Wherever the string "στήριγμα" shows up in a line, count that line. Give the total alone.
— start ENTRIES SHOWN —
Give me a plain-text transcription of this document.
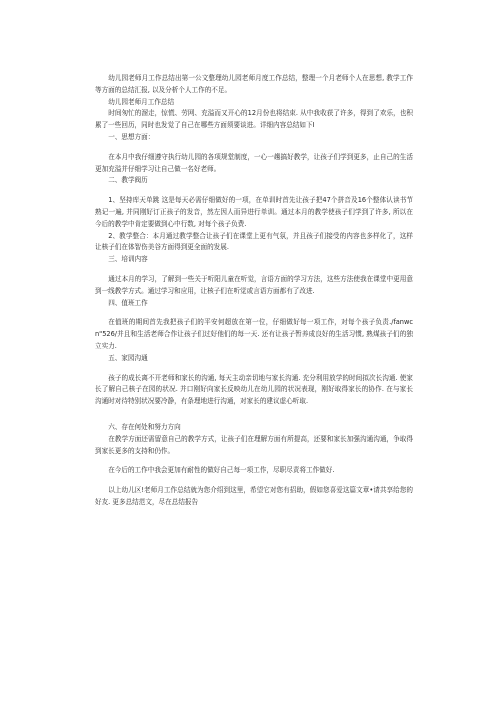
幼儿园老师月工作总结出第一公文整理幼儿园老师月度工作总结，整理一个月老师个人在思想, 教学工作等方面的总结汇报, 以及分析个人工作的不足。

幼儿园老师月工作总结

时间匆忙的溜走，惊慌、劳网、充溢而又开心的12月份也将结束. 从中我收获了许多，得到了欢乐，也积累了一些回历，同时也发觉了自己在哪些方面须要谈进。详细内容总结如下I

一、思想方面：

在本月中我仔细遵守执行幼儿园的各项规堂制度，一心一趨搞好教学，让孩子们学到更多，止自己的生活更加充溢并仔细学习让自己做一名好老师。

二、教学阀历

1、坚持库天单跳 这是每天必需仔细做好的一项，在单训时首先让孩子把47个拼音及16个整体认读书节熟记一遍, 并同刚好订正孩子的发音，然左因人而异进行单训。通过本月的教学使孩子们学到了许多, 所以在今后的教学中肯定要做到心中行数, 对每个孩子负费.

2、教学整合：本月通过教学整合让孩子们在课堂上更有气氛，并且孩子们接受的内容也多样化了，这样让核子们在体智伤美谷方面得到更全面的发展.

三、培训内容

通过本月的学习，了解到一些关于听阳儿童在听觉，言语方面的学习方法，这些方法使我在课堂中更用意到一线教学方式。通过学习和应用，让核子们在听觉或言语方面都有了改进.

四、值班工作

在值班的期间首先我把孩子们的平安何超放在第一位，仔细做好每一项工作，对每个孩子负责./fanwcn"526/并且和生活老师合作让孩子们过好他们的每一天. 还有让孩子暂养成良好的生活习惯, 熟煤孩子们的独立实力.

五、家园沟通

孩子的成长离不开老师和家长的沟通, 每天主动亲切地与家长沟通. 充分利用放学的时间拟次长沟通. 使家长了解自己核子在园的状况. 并口刚好向家长反映幼儿在幼儿园的状况表现，刚好取得家长的协作. 在与家长沟通时对待特别状况要冷静，有条理地进行沟通，对家长的建议虚心听取.

六、存在何处和努力方向

在教学方面还需留意自己的教学方式，让孩子们在理解方面有所提高，还要和家长加强沟通沟通，争取得到家长更多的支持和仍作。

在今后的工作中我会更加有耐性的做好自己每一项工作，尽职尽责将工作做好.

以上幼儿区!老师月工作总结就为您介绍到这里，希望它对您有招助，假如您喜爱这篇文章•请共享给您的好友. 更多总结范文，尽在总结报告
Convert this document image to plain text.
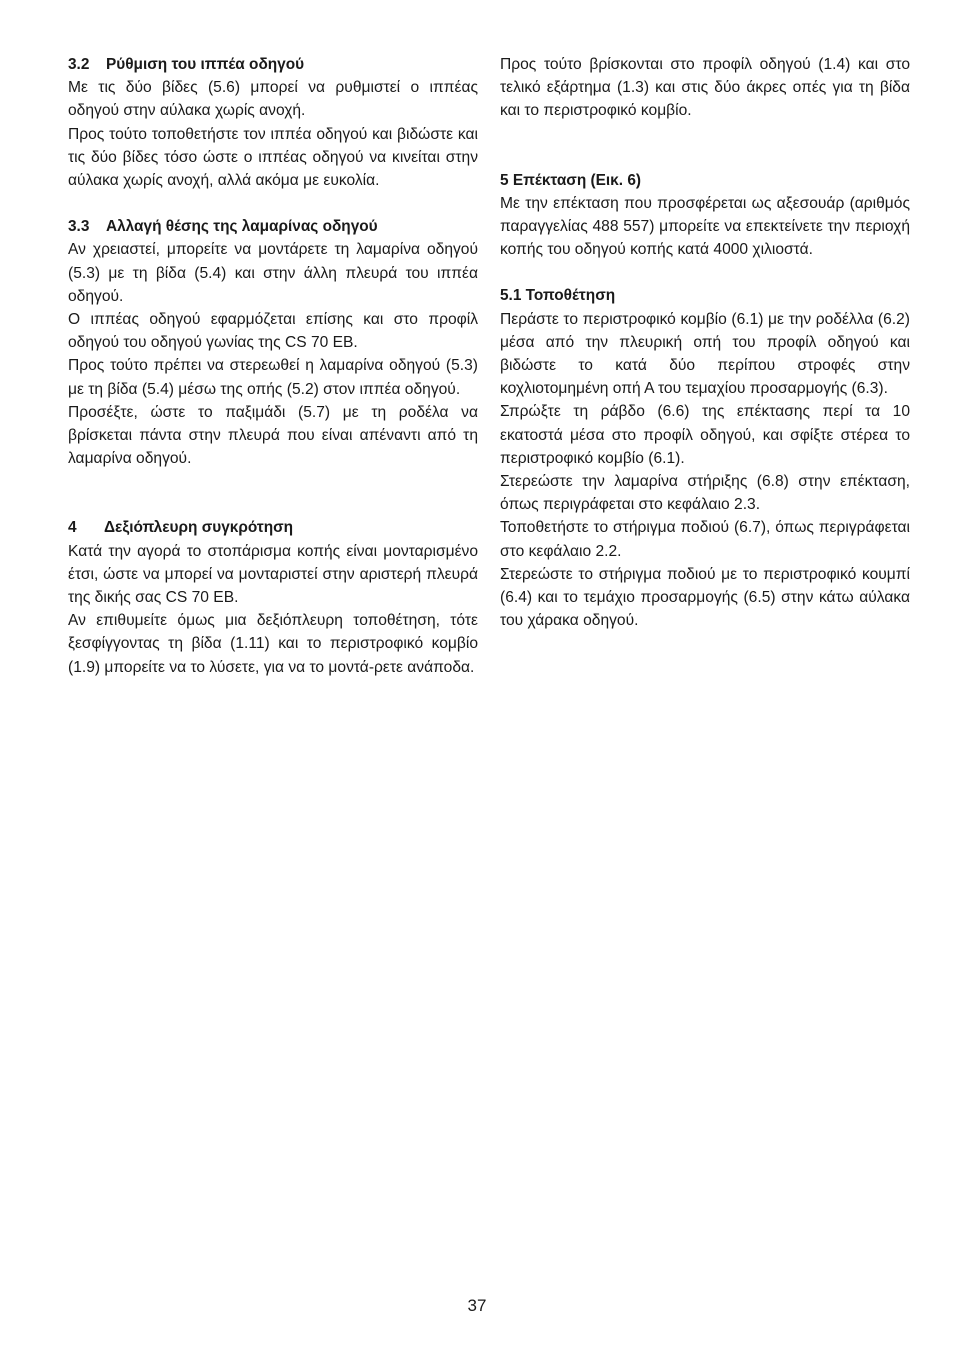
3.2 Ρύθμιση του ιππέα οδηγού

Με τις δύο βίδες (5.6) μπορεί να ρυθμιστεί ο ιππέας οδηγού στην αύλακα χωρίς ανοχή.

Προς τούτο τοποθετήστε τον ιππέα οδηγού και βιδώστε και τις δύο βίδες τόσο ώστε ο ιππέας οδηγού να κινείται στην αύλακα χωρίς ανοχή, αλλά ακόμα με ευκολία.

3.3 Αλλαγή θέσης της λαμαρίνας οδηγού

Αν χρειαστεί, μπορείτε να μοντάρετε τη λαμαρίνα οδηγού (5.3) με τη βίδα (5.4) και στην άλλη πλευρά του ιππέα οδηγού.

Ο ιππέας οδηγού εφαρμόζεται επίσης και στο προφίλ οδηγού του οδηγού γωνίας της CS 70 EB.

Προς τούτο πρέπει να στερεωθεί η λαμαρίνα οδηγού (5.3) με τη βίδα (5.4) μέσω της οπής (5.2) στον ιππέα οδηγού.

Προσέξτε, ώστε το παξιμάδι (5.7) με τη ροδέλα να βρίσκεται πάντα στην πλευρά που είναι απέναντι από τη λαμαρίνα οδηγού.

4 Δεξιόπλευρη συγκρότηση

Κατά την αγορά το στοπάρισμα κοπής είναι μονταρισμένο έτσι, ώστε να μπορεί να μονταριστεί στην αριστερή πλευρά της δικής σας CS 70 EB.

Αν επιθυμείτε όμως μια δεξιόπλευρη τοποθέτηση, τότε ξεσφίγγοντας τη βίδα (1.11) και το περιστροφικό κομβίο (1.9) μπορείτε να το λύσετε, για να το μοντά-ρετε ανάποδα.

Προς τούτο βρίσκονται στο προφίλ οδηγού (1.4) και στο τελικό εξάρτημα (1.3) και στις δύο άκρες οπές για τη βίδα και το περιστροφικό κομβίο.

5 Επέκταση (Εικ. 6)

Με την επέκταση που προσφέρεται ως αξεσουάρ (αριθμός παραγγελίας 488 557) μπορείτε να επεκτείνετε την περιοχή κοπής του οδηγού κοπής κατά 4000 χιλιοστά.

5.1 Τοποθέτηση

Περάστε το περιστροφικό κομβίο (6.1) με την ροδέλλα (6.2) μέσα από την πλευρική οπή του προφίλ οδηγού και βιδώστε το κατά δύο περίπου στροφές στην κοχλιοτομημένη οπή Α του τεμαχίου προσαρμογής (6.3).

Σπρώξτε τη ράβδο (6.6) της επέκτασης περί τα 10 εκατοστά μέσα στο προφίλ οδηγού, και σφίξτε στέρεα το περιστροφικό κομβίο (6.1).

Στερεώστε την λαμαρίνα στήριξης (6.8) στην επέκταση, όπως περιγράφεται στο κεφάλαιο 2.3.

Τοποθετήστε το στήριγμα ποδιού (6.7), όπως περιγράφεται στο κεφάλαιο 2.2.

Στερεώστε το στήριγμα ποδιού με το περιστροφικό κουμπί (6.4) και το τεμάχιο προσαρμογής (6.5) στην κάτω αύλακα του χάρακα οδηγού.

37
— end ENTRIES SHOWN —
WRITTEN ANSWER:
2